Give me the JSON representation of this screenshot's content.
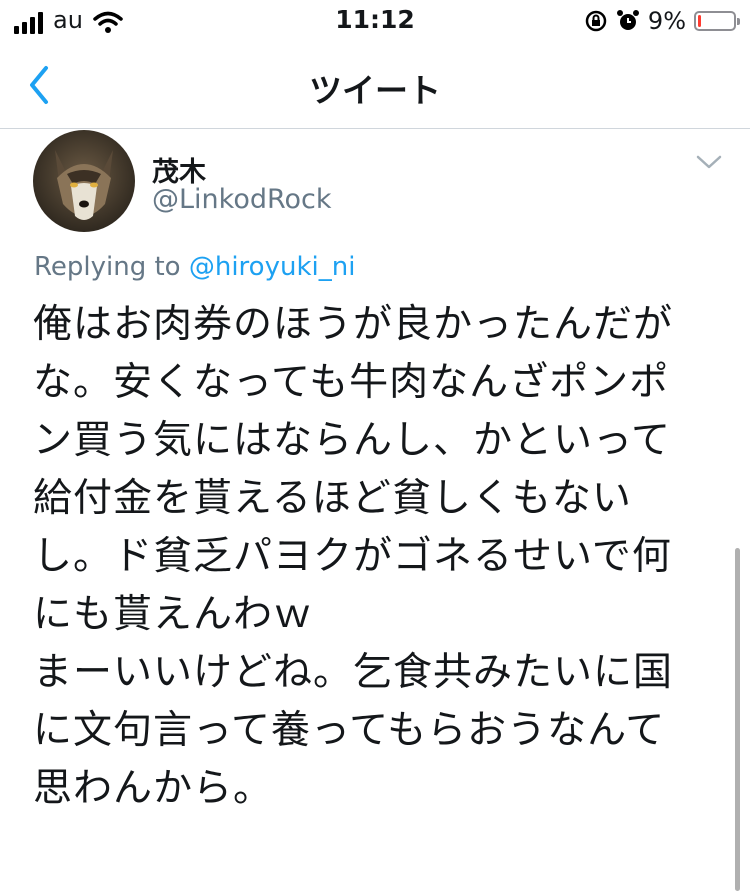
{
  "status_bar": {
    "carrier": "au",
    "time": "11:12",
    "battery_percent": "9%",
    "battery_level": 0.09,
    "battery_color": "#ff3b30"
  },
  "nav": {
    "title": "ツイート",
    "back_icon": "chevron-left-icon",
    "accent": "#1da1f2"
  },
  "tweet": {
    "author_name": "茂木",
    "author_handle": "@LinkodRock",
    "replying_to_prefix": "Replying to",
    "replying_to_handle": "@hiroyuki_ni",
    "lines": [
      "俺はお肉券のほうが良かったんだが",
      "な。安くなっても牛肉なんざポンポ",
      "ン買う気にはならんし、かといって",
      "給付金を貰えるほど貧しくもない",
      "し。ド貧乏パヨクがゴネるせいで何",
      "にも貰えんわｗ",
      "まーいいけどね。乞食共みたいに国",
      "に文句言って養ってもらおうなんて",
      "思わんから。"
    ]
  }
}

...

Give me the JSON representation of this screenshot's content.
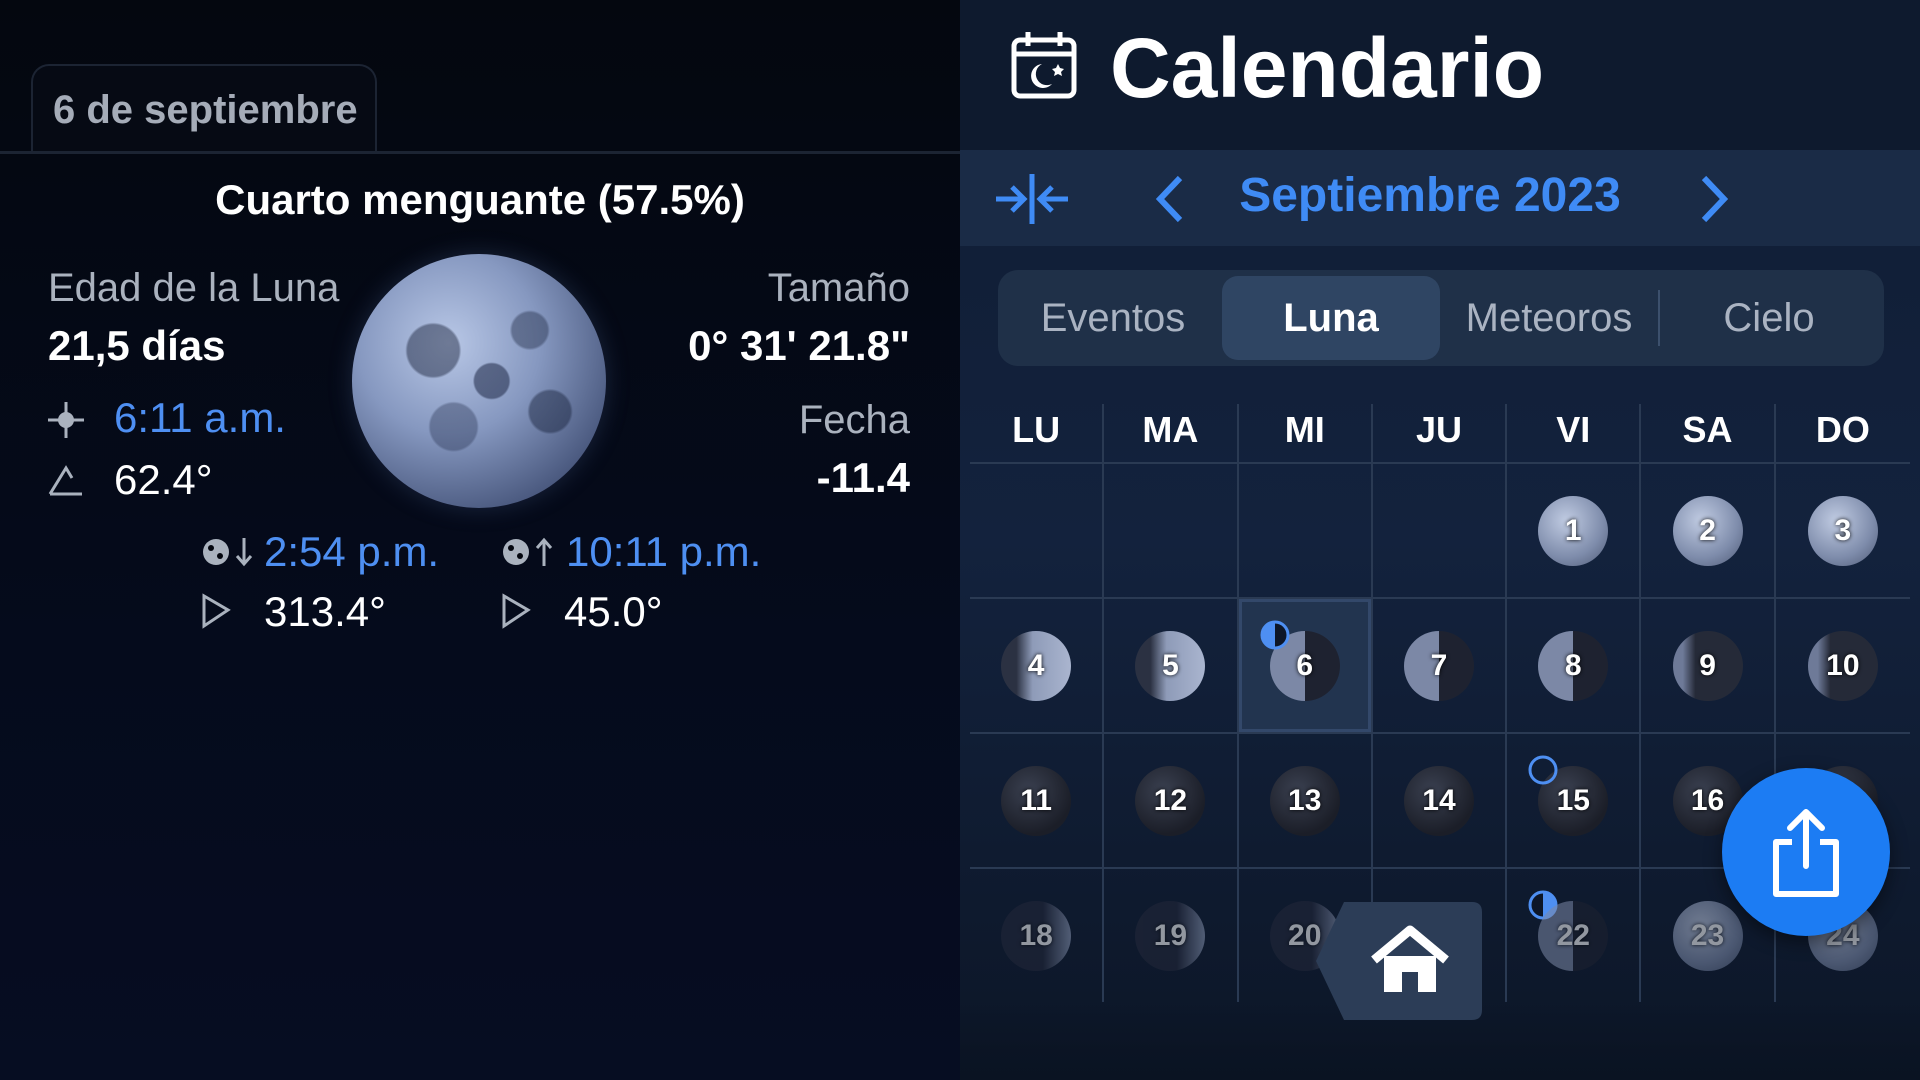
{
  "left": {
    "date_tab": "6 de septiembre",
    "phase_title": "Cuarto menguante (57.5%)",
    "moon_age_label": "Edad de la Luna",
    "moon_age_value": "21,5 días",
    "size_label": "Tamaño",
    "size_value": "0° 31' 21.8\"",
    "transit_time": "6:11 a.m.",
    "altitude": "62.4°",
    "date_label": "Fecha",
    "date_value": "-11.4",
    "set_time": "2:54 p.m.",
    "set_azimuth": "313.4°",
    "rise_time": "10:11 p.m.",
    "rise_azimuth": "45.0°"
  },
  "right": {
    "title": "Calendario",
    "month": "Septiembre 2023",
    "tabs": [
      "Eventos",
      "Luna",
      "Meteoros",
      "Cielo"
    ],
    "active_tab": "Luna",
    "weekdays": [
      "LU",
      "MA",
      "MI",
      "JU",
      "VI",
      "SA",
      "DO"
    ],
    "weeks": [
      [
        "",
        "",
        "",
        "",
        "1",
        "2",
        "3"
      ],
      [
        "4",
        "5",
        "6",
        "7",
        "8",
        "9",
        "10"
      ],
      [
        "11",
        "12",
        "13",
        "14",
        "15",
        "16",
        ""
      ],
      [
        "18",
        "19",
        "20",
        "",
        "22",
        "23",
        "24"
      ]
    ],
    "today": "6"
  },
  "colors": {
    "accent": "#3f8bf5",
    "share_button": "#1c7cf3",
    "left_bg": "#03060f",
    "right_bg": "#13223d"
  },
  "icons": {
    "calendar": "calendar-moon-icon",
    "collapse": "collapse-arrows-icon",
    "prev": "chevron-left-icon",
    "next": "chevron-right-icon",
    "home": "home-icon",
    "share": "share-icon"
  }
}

→ Work instructions
In the listing above, locate each line with "Luna" and copy it.

→ Correct result
    "moon_age_label": "Edad de la Luna",
      "Luna",
    "active_tab": "Luna",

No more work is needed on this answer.